## Requirement
Show only lines that include "hero".
-- Stored records start --
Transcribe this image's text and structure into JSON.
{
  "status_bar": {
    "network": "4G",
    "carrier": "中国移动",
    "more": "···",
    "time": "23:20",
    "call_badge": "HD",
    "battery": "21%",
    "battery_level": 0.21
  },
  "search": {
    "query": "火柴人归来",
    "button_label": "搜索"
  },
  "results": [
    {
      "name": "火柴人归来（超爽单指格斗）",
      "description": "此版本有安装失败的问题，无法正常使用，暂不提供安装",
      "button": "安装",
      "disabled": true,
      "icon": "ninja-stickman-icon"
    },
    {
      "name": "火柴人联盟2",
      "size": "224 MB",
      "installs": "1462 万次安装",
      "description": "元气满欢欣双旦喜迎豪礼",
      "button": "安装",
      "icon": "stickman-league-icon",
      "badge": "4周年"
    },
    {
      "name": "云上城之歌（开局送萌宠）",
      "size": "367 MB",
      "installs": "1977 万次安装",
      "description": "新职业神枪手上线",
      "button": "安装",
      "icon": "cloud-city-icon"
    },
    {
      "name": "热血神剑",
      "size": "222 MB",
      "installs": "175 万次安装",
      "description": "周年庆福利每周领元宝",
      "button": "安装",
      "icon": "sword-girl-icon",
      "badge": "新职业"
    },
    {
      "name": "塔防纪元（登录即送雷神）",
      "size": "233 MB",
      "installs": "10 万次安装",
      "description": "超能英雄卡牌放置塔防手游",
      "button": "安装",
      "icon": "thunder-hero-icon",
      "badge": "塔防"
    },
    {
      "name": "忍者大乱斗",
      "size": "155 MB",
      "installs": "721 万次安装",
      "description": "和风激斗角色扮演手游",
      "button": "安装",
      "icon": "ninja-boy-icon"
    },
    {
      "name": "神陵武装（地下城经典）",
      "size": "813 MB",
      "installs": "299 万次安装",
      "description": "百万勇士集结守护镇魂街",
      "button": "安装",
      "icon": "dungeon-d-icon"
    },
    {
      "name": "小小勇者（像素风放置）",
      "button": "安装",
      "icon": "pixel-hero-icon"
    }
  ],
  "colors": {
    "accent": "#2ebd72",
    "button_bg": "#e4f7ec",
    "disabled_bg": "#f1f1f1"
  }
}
-- Stored records end --
## Solution
      "icon": "thunder-hero-icon",
      "icon": "pixel-hero-icon"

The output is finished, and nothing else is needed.